Exercise brief → Transcribe the data that follows precisely, omitting nothing.

════════════════

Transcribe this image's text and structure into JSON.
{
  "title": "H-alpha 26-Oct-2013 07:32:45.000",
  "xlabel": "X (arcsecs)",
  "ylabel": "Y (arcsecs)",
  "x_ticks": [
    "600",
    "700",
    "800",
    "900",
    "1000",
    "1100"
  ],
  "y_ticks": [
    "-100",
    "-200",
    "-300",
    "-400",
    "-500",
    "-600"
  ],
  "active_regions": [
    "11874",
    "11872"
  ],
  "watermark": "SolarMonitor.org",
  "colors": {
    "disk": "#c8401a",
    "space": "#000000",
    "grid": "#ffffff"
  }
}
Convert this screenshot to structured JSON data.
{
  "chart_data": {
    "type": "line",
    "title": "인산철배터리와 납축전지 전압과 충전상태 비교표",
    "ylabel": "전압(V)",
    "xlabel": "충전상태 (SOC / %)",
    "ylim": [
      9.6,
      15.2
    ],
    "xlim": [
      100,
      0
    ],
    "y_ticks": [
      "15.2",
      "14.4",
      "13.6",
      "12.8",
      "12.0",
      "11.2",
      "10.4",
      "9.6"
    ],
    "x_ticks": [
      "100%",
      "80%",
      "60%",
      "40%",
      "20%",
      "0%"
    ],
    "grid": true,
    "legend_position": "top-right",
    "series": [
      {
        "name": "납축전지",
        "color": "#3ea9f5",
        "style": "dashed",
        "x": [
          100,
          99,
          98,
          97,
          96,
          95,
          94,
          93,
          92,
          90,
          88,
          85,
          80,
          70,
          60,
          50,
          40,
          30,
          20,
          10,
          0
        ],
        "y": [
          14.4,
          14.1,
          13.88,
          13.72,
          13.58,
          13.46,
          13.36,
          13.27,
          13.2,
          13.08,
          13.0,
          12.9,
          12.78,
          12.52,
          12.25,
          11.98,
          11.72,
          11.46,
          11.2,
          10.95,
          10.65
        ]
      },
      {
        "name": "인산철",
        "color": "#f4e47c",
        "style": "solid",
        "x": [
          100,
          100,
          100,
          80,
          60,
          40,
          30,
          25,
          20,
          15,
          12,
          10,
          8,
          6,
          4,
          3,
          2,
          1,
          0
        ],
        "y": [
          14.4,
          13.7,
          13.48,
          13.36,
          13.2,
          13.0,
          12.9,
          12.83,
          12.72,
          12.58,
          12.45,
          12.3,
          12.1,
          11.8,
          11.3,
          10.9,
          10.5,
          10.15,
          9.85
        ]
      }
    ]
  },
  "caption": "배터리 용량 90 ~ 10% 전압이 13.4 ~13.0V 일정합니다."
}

════════════════

Exercise output →
Transcribe this image's text and structure into JSON.
{
  "title": "H-alpha 26-Oct-2013 07:32:45.000",
  "xlabel": "X (arcsecs)",
  "ylabel": "Y (arcsecs)",
  "x_ticks": [
    "600",
    "700",
    "800",
    "900",
    "1000",
    "1100"
  ],
  "y_ticks": [
    "-100",
    "-200",
    "-300",
    "-400",
    "-500",
    "-600"
  ],
  "active_regions": [
    "11874",
    "11872"
  ],
  "watermark": "SolarMonitor.org",
  "colors": {
    "disk": "#c8401a",
    "space": "#000000",
    "grid": "#ffffff"
  }
}
Convert this screenshot to structured JSON data.
{
  "chart_data": {
    "type": "line",
    "title": "인산철배터리와 납축전지 전압과 충전상태 비교표",
    "ylabel": "전압(V)",
    "xlabel": "충전상태 (SOC / %)",
    "ylim": [
      9.6,
      15.2
    ],
    "xlim": [
      100,
      0
    ],
    "y_ticks": [
      "15.2",
      "14.4",
      "13.6",
      "12.8",
      "12.0",
      "11.2",
      "10.4",
      "9.6"
    ],
    "x_ticks": [
      "100%",
      "80%",
      "60%",
      "40%",
      "20%",
      "0%"
    ],
    "grid": true,
    "legend_position": "top-right",
    "series": [
      {
        "name": "납축전지",
        "color": "#3ea9f5",
        "style": "dashed",
        "x": [
          100,
          99,
          98,
          97,
          96,
          95,
          94,
          93,
          92,
          90,
          88,
          85,
          80,
          70,
          60,
          50,
          40,
          30,
          20,
          10,
          0
        ],
        "y": [
          14.4,
          14.1,
          13.88,
          13.72,
          13.58,
          13.46,
          13.36,
          13.27,
          13.2,
          13.08,
          13.0,
          12.9,
          12.78,
          12.52,
          12.25,
          11.98,
          11.72,
          11.46,
          11.2,
          10.95,
          10.65
        ]
      },
      {
        "name": "인산철",
        "color": "#f4e47c",
        "style": "solid",
        "x": [
          100,
          100,
          100,
          80,
          60,
          40,
          30,
          25,
          20,
          15,
          12,
          10,
          8,
          6,
          4,
          3,
          2,
          1,
          0
        ],
        "y": [
          14.4,
          13.7,
          13.48,
          13.36,
          13.2,
          13.0,
          12.9,
          12.83,
          12.72,
          12.58,
          12.45,
          12.3,
          12.1,
          11.8,
          11.3,
          10.9,
          10.5,
          10.15,
          9.85
        ]
      }
    ]
  },
  "caption": "배터리 용량 90 ~ 10% 전압이 13.4 ~13.0V 일정합니다."
}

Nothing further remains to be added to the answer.